● **ФРАГМЕНТ ТЕКСТА**
--

Выбрать главу

– Ах, о Хельчицком, это в высшей степени интересно! – воскликнул Толстой.

Душан передал вкратце содержание стихов. О Лютере говорилось, что хотя он победил Рим, но сатану в себе, своих пороков, не победил.

– Это мне сочувственно, – сказал Л.Н., – тем более что у меня никогда не было… уважения к Лютеру, к его памяти.

Вечером – опять тяжелые и кошмарные сцены. Софья Андреевна перешла все границы в проявлении своего неуважения к Л.Н. и, коснувшись его отношений с Чертковым, к которому она его ревнует, наговорила ему безумных вещей, ссылаясь на какую-то запись в его молодом дневнике. Я видел, как после разговора с ней в зале Л.Н. быстрыми шагами прошел через мою комнату к себе, прямой, засунув руки за пояс и с бледным, точно застывшим от возмущения лицом. Затем щелкнул замок: он запер за собой дверь в спальню на ключ. Потом он прошел из спальни в кабинет и точно так же запер на ключ дверь из кабинета в гостиную, замкнувшись, таким образом, в двух своих комнатах, как в крепости.

--

● **ЗАДАНИЯ**
**A)** Воспроизведите дословно весь отрывок о Толстом.
**B)** Процитируйте строки данных от самой первой до строки с «minimize-icon[interactable]: — [821, 0, 865, 28]» включительно.
Эти строки никак не связаны с отрывком о Толстом.

--

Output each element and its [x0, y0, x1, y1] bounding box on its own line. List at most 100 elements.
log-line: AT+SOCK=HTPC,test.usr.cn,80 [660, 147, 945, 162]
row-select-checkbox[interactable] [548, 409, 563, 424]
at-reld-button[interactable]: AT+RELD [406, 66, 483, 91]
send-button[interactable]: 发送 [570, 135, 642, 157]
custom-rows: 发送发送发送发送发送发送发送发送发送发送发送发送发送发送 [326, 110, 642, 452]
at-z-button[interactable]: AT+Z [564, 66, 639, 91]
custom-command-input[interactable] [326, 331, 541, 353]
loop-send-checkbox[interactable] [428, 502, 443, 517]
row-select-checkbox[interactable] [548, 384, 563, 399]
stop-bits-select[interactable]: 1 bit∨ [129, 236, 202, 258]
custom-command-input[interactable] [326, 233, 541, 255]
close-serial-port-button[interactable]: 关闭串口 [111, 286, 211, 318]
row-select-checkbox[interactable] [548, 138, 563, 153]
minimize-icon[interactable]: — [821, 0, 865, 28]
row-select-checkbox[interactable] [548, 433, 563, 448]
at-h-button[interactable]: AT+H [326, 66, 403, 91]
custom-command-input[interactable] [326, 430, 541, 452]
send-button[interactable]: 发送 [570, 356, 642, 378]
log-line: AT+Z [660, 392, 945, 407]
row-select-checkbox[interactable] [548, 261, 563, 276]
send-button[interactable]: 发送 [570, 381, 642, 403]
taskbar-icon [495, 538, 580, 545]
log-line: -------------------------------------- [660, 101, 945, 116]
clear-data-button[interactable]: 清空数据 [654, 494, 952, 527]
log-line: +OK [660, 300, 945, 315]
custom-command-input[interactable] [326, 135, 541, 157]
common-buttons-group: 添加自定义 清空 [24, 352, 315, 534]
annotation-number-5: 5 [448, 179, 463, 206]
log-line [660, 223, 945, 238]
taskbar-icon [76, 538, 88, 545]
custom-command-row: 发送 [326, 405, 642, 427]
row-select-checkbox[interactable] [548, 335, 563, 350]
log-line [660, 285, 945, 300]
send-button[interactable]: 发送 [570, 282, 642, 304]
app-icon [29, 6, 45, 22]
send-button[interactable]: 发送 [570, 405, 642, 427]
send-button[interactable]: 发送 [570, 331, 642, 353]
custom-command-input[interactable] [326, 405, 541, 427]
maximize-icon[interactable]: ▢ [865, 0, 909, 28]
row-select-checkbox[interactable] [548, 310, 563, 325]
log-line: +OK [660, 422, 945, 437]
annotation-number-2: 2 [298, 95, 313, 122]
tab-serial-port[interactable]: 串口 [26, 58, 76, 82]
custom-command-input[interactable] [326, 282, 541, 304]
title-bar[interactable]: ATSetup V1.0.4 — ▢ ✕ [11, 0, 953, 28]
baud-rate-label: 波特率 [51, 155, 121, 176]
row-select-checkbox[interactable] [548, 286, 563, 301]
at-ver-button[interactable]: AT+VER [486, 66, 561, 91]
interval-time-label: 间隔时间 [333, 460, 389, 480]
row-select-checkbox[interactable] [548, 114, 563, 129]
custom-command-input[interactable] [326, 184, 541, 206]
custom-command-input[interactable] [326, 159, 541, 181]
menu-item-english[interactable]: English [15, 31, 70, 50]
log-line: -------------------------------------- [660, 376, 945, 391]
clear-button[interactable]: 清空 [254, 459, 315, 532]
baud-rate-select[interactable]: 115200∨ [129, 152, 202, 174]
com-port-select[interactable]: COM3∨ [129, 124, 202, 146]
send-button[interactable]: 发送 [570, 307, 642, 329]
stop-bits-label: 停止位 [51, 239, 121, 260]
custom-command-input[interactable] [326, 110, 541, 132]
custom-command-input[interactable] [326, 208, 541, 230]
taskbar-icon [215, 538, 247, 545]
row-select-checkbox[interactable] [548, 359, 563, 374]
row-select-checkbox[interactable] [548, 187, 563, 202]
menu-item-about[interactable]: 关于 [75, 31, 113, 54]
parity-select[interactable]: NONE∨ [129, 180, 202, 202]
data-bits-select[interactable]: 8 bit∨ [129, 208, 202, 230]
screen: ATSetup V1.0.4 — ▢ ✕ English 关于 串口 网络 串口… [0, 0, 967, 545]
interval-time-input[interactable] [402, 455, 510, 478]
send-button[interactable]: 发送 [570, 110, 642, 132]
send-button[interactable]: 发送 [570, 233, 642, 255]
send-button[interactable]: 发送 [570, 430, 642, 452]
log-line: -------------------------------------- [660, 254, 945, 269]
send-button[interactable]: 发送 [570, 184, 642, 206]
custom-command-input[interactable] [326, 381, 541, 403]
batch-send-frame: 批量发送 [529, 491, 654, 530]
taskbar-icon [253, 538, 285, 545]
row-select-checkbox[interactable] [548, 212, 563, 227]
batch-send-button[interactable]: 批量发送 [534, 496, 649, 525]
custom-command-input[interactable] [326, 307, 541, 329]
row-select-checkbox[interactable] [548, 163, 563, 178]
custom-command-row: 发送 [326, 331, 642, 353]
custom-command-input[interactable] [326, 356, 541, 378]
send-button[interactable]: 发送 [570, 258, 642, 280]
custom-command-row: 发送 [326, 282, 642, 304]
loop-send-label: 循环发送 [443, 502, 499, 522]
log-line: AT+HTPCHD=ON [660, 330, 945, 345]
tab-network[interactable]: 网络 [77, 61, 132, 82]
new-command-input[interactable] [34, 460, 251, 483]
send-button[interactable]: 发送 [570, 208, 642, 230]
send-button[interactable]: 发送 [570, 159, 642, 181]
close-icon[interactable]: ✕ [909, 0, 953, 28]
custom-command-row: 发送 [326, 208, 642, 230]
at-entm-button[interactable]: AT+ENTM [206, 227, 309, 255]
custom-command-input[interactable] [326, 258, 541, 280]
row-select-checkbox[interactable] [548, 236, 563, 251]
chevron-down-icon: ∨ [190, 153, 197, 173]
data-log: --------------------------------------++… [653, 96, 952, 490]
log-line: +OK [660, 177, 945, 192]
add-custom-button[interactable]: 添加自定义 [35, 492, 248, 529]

--

● **ПИСЬМЕННЫЕ ОТВЕТЫ**
**A)**
Выбрать главу

– Ах, о Хельчицком, это в высшей степени интересно! – воскликнул Толстой.

Душан передал вкратце содержание стихов. О Лютере говорилось, что хотя он победил Рим, но сатану в себе, своих пороков, не победил.

– Это мне сочувственно, – сказал Л.Н., – тем более что у меня никогда не было… уважения к Лютеру, к его памяти.

Вечером – опять тяжелые и кошмарные сцены. Софья Андреевна перешла все границы в проявлении своего неуважения к Л.Н. и, коснувшись его отношений с Чертковым, к которому она его ревнует, наговорила ему безумных вещей, ссылаясь на какую-то запись в его молодом дневнике. Я видел, как после разговора с ней в зале Л.Н. быстрыми шагами прошел через мою комнату к себе, прямой, засунув руки за пояс и с бледным, точно застывшим от возмущения лицом. Затем щелкнул замок: он запер за собой дверь в спальню на ключ. Потом он прошел из спальни в кабинет и точно так же запер на ключ дверь из кабинета в гостиную, замкнувшись, таким образом, в двух своих комнатах, как в крепости.

**B)**
Output each element and its [x0, y0, x1, y1] bounding box on its own line. List at most 100 elements.
log-line: AT+SOCK=HTPC,test.usr.cn,80 [660, 147, 945, 162]
row-select-checkbox[interactable] [548, 409, 563, 424]
at-reld-button[interactable]: AT+RELD [406, 66, 483, 91]
send-button[interactable]: 发送 [570, 135, 642, 157]
custom-rows: 发送发送发送发送发送发送发送发送发送发送发送发送发送发送 [326, 110, 642, 452]
at-z-button[interactable]: AT+Z [564, 66, 639, 91]
custom-command-input[interactable] [326, 331, 541, 353]
loop-send-checkbox[interactable] [428, 502, 443, 517]
row-select-checkbox[interactable] [548, 384, 563, 399]
stop-bits-select[interactable]: 1 bit∨ [129, 236, 202, 258]
custom-command-input[interactable] [326, 233, 541, 255]
close-serial-port-button[interactable]: 关闭串口 [111, 286, 211, 318]
row-select-checkbox[interactable] [548, 138, 563, 153]
minimize-icon[interactable]: — [821, 0, 865, 28]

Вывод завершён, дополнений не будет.